Brano scelto
* * *
Borse di studio per formare educatori, pedagogisti e assistenti sociali. Santangelo: “Una grande opportunità che l’Abruzzo saprà cogliere immediatamente”
L’AQUILA – Il Ministero per le Disabilità ha trasmesso ufficialmente alle Regioni lo schema di decreto per il finanziamento di borse di studio strategiche, destinate alla frequenza di corsi di laurea, lauree magistrali e percorsi di alta formazione focalizzati sulla redazione di progetti di vita individuali, personalizzati e partecipati. La misura, che prevede anche l’attivazione di tirocini mirati in stretta collaborazione con gli Enti del Terzo Settore, punta a strutturare competenze professionali d’eccellenza in un ambito cruciale per il welfare del futuro.
* * *
Compiti
(1) Secondo il brano, quale ministero ha trasmesso alle Regioni lo schema di decreto?
(2) Riscrivi il brano partendo da "Borse di studio per" e finendo con "welfare del futuro.", sostituendo "Regioni" con "Province".
(3) Prosegui il brano sulle borse di studio per educatori, pedagogisti e assistenti sociali dal punto in cui si ferma.
Le righe hanno una provenienza diversa da quella del brano.
* * *
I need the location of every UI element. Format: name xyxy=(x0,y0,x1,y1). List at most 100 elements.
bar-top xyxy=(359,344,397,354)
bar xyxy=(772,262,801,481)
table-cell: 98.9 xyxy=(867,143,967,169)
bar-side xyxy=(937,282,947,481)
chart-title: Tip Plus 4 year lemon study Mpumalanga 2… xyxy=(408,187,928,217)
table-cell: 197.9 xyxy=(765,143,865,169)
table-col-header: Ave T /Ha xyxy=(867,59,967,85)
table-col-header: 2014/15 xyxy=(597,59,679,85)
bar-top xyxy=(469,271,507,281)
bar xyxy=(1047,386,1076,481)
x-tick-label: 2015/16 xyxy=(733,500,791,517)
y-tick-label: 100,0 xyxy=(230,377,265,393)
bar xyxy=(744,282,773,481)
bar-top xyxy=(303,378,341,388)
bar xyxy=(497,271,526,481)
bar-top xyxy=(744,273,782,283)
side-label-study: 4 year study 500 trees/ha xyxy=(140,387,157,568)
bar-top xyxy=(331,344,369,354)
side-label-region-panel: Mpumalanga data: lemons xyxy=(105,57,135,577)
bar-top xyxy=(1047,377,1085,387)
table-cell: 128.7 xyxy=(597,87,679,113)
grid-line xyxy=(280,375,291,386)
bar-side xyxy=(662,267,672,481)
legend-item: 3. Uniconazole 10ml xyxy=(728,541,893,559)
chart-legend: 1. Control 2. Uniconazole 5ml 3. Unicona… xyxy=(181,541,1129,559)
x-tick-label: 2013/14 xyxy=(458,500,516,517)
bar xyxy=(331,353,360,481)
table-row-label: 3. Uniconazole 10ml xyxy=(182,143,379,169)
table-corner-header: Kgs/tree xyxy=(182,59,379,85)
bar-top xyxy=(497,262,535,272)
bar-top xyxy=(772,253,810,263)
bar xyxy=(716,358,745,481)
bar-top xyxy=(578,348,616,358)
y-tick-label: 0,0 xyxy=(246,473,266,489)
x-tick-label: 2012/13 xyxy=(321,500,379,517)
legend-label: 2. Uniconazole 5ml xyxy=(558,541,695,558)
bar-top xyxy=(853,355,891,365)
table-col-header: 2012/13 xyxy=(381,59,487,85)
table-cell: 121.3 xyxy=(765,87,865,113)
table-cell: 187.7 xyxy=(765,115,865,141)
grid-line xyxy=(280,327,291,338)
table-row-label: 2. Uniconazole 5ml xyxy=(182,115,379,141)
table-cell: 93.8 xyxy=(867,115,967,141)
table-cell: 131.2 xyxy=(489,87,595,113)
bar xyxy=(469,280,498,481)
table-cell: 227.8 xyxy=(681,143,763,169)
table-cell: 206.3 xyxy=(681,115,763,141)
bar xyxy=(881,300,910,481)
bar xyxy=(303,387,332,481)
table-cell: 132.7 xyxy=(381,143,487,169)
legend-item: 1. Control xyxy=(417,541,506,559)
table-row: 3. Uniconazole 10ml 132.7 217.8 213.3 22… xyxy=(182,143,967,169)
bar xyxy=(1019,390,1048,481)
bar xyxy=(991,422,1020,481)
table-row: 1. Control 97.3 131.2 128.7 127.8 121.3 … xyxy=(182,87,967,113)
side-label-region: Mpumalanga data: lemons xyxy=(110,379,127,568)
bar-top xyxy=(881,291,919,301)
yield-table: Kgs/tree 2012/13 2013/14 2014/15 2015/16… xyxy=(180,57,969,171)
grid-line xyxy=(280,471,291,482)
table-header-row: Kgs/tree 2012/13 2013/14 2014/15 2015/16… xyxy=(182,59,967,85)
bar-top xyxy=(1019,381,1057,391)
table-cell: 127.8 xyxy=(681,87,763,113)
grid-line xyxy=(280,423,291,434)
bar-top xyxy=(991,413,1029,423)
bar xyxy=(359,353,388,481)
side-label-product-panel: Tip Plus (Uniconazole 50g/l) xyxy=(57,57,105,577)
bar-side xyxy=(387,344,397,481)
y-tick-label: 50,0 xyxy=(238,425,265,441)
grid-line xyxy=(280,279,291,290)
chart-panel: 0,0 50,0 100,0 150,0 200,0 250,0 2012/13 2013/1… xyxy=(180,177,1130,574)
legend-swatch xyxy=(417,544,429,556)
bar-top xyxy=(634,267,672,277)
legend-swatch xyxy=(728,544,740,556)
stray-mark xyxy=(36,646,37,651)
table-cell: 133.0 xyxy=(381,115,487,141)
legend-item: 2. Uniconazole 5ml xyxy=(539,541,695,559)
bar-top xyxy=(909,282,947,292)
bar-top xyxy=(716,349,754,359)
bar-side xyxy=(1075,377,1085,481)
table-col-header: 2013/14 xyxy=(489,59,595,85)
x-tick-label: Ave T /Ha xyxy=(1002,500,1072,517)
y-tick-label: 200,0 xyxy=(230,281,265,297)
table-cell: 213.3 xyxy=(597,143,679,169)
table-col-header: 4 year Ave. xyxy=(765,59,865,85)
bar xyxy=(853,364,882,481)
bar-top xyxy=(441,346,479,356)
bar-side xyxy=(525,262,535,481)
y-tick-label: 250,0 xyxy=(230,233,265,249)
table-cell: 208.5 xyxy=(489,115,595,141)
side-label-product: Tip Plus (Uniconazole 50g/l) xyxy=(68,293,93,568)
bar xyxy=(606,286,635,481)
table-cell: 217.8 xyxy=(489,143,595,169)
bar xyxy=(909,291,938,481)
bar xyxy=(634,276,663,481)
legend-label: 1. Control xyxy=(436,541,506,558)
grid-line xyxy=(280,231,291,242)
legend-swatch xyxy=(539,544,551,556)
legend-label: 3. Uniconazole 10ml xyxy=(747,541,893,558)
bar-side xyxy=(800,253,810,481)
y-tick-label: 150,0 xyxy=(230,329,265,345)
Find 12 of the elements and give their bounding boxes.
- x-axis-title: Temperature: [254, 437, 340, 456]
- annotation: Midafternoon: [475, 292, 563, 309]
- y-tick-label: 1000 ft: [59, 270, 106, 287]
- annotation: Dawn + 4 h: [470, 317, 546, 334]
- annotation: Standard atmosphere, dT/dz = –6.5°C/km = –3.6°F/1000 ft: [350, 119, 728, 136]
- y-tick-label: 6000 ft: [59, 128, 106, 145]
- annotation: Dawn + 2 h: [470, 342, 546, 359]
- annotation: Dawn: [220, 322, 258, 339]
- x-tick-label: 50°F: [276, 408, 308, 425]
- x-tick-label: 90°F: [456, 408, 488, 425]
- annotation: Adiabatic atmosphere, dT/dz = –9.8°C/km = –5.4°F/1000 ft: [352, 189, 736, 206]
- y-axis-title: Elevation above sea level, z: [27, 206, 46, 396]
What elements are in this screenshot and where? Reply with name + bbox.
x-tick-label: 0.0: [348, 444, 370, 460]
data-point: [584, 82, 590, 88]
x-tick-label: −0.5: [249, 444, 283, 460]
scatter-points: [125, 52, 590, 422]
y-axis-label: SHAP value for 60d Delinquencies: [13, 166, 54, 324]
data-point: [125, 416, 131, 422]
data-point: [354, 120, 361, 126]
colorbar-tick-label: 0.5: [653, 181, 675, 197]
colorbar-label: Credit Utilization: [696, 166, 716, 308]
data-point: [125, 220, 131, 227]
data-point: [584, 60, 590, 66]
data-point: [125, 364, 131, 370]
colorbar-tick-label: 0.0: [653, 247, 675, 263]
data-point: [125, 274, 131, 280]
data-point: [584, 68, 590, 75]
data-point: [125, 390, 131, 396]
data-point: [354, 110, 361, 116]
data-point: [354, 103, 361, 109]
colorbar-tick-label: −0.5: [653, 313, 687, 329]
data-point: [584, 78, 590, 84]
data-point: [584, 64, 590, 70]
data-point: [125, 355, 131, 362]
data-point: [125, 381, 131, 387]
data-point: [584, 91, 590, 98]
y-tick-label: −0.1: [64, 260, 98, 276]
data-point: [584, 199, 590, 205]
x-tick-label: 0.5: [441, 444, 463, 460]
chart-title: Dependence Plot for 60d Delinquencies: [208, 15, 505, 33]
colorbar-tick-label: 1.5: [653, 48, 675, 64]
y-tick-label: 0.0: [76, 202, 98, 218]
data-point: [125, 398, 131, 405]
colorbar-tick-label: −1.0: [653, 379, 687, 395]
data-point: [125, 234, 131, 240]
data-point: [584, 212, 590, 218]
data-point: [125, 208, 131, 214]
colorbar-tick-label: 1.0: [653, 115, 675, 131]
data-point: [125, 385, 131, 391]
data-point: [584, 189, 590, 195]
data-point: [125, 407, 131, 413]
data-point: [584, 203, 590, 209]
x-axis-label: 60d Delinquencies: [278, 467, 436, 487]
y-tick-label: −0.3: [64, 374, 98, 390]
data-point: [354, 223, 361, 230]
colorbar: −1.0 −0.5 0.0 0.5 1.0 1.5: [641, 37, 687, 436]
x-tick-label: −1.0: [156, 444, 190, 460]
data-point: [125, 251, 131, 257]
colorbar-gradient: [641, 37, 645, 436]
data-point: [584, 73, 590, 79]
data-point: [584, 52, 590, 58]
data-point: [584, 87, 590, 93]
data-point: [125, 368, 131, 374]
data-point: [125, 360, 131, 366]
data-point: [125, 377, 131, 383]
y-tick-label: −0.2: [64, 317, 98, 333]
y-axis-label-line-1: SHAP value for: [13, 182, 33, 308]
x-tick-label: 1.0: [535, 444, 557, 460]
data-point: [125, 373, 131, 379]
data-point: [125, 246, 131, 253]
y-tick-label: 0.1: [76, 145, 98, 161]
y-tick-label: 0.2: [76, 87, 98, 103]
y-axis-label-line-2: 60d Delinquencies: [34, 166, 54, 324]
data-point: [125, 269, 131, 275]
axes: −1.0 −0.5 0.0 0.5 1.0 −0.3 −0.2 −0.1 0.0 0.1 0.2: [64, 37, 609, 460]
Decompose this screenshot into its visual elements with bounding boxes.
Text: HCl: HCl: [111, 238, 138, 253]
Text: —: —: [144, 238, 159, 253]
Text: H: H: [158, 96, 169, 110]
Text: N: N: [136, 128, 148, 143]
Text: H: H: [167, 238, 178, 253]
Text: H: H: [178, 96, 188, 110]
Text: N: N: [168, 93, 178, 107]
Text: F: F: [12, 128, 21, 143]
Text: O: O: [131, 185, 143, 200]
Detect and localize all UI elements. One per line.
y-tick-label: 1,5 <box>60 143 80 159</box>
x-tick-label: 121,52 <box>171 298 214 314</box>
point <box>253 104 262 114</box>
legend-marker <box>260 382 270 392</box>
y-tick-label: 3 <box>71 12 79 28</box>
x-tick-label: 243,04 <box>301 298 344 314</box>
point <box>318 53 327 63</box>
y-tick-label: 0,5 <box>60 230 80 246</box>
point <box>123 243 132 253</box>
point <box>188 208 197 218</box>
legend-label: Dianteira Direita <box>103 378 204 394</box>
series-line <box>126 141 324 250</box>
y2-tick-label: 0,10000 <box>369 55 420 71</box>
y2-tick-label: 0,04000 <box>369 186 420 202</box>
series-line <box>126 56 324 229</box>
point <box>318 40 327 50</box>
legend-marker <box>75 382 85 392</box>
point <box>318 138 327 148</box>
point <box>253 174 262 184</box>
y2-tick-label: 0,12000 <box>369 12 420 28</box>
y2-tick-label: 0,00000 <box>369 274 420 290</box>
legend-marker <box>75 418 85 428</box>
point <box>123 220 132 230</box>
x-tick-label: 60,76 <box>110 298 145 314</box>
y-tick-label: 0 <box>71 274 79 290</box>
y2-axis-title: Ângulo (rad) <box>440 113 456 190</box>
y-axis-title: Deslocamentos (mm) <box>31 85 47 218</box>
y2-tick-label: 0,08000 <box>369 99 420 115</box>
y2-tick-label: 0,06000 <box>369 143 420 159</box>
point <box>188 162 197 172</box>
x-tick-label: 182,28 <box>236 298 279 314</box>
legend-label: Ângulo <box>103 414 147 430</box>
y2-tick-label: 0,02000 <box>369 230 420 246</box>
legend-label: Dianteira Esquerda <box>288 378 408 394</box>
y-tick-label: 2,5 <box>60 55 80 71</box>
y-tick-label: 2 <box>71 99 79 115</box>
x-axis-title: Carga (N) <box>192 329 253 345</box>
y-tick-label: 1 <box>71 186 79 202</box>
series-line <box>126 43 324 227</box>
* * *
Risposte per numero
(1) Il Ministero per le Disabilità.

(2)
Borse di studio per formare educatori, pedagogisti e assistenti sociali. Santangelo: “Una grande opportunità che l’Abruzzo saprà cogliere immediatamente”
L’AQUILA – Il Ministero per le Disabilità ha trasmesso ufficialmente alle Province lo schema di decreto per il finanziamento di borse di studio strategiche, destinate alla frequenza di corsi di laurea, lauree magistrali e percorsi di alta formazione focalizzati sulla redazione di progetti di vita individuali, personalizzati e partecipati. La misura, che prevede anche l’attivazione di tirocini mirati in stretta collaborazione con gli Enti del Terzo Settore, punta a strutturare competenze professionali d’eccellenza in un ambito cruciale per il welfare del futuro.

(3)
I fondi saranno interamente dedicati alle Università statali e non statali legalmente riconosciute dal Ministero dell’Università e della Ricerca (MUR). Per accedere ai finanziamenti, gli atenei dovranno avere già attivi – o pronti a partire entro l’anno accademico 2026/2027 – corsi di studio coerenti con gli obiettivi del decreto.
Il provvedimento ha immediatamente incassato il plauso della Regione Abruzzo. L’assessore alla Ricerca e Università, Roberto Santangelo, ha confermato la firma sul parere favorevole, sottolineando come la regione si trovi già in una posizione di netto vantaggio rispetto alla roadmap nazionale.
«Quella proposta dal Ministero è una grande opportunità che l’Abruzzo saprà cogliere immediatamente» ha dichiarato l’assessore Santangelo. «Da tempo, infatti, stiamo lavorando sull’idea di finanziare borse di studio destinate a studenti e studentesse che intendono intraprendere percorsi di specializzazione in ambito sociosanitario».
Un impegno concreto che si sta già traducendo in atti amministrativi e accademici. La Regione Abruzzo sta infatti già implementando una specifica Convenzione con l’Università degli Studi di Teramo, un’iniziativa pionieristica che anticipa le linee guida ministeriali.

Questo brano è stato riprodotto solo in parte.